### Direction:
Write out the data again in full, exactly as it reads.
--- Start ---
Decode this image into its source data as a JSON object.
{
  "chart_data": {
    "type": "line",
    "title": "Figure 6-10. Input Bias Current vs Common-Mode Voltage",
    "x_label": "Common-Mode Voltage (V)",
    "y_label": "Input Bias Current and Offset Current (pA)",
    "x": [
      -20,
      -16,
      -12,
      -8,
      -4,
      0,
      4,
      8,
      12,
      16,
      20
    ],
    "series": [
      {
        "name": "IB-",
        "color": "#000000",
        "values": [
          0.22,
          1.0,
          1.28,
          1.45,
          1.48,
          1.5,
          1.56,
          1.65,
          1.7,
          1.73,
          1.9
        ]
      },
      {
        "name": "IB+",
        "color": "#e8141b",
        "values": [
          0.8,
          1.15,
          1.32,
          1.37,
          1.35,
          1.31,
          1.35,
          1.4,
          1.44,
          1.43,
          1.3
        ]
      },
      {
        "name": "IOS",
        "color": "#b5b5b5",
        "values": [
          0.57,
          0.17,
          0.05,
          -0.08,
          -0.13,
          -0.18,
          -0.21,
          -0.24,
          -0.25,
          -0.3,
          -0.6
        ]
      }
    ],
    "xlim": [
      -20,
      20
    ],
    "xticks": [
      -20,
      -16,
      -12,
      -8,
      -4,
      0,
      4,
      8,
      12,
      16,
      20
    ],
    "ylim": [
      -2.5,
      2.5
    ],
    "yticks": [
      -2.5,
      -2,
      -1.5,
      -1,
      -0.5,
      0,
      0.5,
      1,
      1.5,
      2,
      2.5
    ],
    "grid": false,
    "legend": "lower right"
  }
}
--- End ---
### Result for this exercise:
Decode this image into its source data as a JSON object.
{
  "chart_data": {
    "type": "line",
    "title": "Figure 6-10. Input Bias Current vs Common-Mode Voltage",
    "x_label": "Common-Mode Voltage (V)",
    "y_label": "Input Bias Current and Offset Current (pA)",
    "x": [
      -20,
      -16,
      -12,
      -8,
      -4,
      0,
      4,
      8,
      12,
      16,
      20
    ],
    "series": [
      {
        "name": "IB-",
        "color": "#000000",
        "values": [
          0.22,
          1.0,
          1.28,
          1.45,
          1.48,
          1.5,
          1.56,
          1.65,
          1.7,
          1.73,
          1.9
        ]
      },
      {
        "name": "IB+",
        "color": "#e8141b",
        "values": [
          0.8,
          1.15,
          1.32,
          1.37,
          1.35,
          1.31,
          1.35,
          1.4,
          1.44,
          1.43,
          1.3
        ]
      },
      {
        "name": "IOS",
        "color": "#b5b5b5",
        "values": [
          0.57,
          0.17,
          0.05,
          -0.08,
          -0.13,
          -0.18,
          -0.21,
          -0.24,
          -0.25,
          -0.3,
          -0.6
        ]
      }
    ],
    "xlim": [
      -20,
      20
    ],
    "xticks": [
      -20,
      -16,
      -12,
      -8,
      -4,
      0,
      4,
      8,
      12,
      16,
      20
    ],
    "ylim": [
      -2.5,
      2.5
    ],
    "yticks": [
      -2.5,
      -2,
      -1.5,
      -1,
      -0.5,
      0,
      0.5,
      1,
      1.5,
      2,
      2.5
    ],
    "grid": false,
    "legend": "lower right"
  }
}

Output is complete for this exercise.